Task statement → Show all lines from the listing below that contain "Transactions".

Listing →
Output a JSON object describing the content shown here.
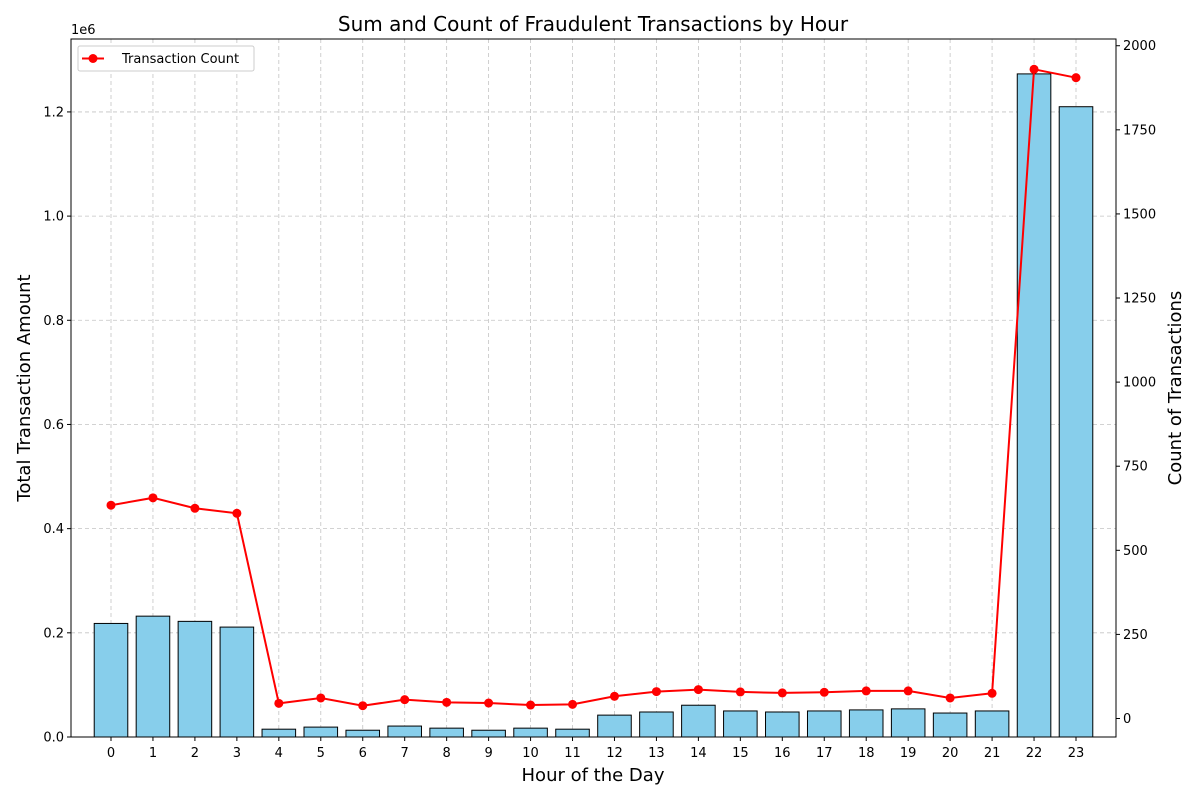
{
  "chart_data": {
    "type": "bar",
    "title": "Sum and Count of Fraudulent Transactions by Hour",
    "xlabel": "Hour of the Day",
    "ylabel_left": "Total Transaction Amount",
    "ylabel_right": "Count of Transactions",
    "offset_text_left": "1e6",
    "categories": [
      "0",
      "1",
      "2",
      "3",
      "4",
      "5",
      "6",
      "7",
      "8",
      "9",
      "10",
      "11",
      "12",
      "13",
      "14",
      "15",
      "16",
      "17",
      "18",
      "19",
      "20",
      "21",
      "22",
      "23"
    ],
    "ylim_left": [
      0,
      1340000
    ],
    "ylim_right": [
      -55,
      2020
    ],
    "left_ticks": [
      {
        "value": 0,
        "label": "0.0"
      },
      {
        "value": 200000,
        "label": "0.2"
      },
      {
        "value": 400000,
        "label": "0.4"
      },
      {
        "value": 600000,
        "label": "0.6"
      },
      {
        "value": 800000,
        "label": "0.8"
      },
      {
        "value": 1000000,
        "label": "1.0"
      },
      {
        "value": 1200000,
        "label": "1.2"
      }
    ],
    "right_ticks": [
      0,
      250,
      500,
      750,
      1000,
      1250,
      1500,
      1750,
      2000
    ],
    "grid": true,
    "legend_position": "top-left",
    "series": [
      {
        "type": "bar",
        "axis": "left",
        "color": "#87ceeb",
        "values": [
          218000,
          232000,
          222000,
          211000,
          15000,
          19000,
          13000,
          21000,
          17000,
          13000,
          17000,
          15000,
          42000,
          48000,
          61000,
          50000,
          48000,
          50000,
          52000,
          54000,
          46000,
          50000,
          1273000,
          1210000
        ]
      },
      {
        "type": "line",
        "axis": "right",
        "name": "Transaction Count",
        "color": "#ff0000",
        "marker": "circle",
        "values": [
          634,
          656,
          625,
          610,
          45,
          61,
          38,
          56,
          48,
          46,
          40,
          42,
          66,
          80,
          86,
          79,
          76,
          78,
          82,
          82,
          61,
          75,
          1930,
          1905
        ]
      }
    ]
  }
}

Final result →
    "title": "Sum and Count of Fraudulent Transactions by Hour",
    "ylabel_right": "Count of Transactions",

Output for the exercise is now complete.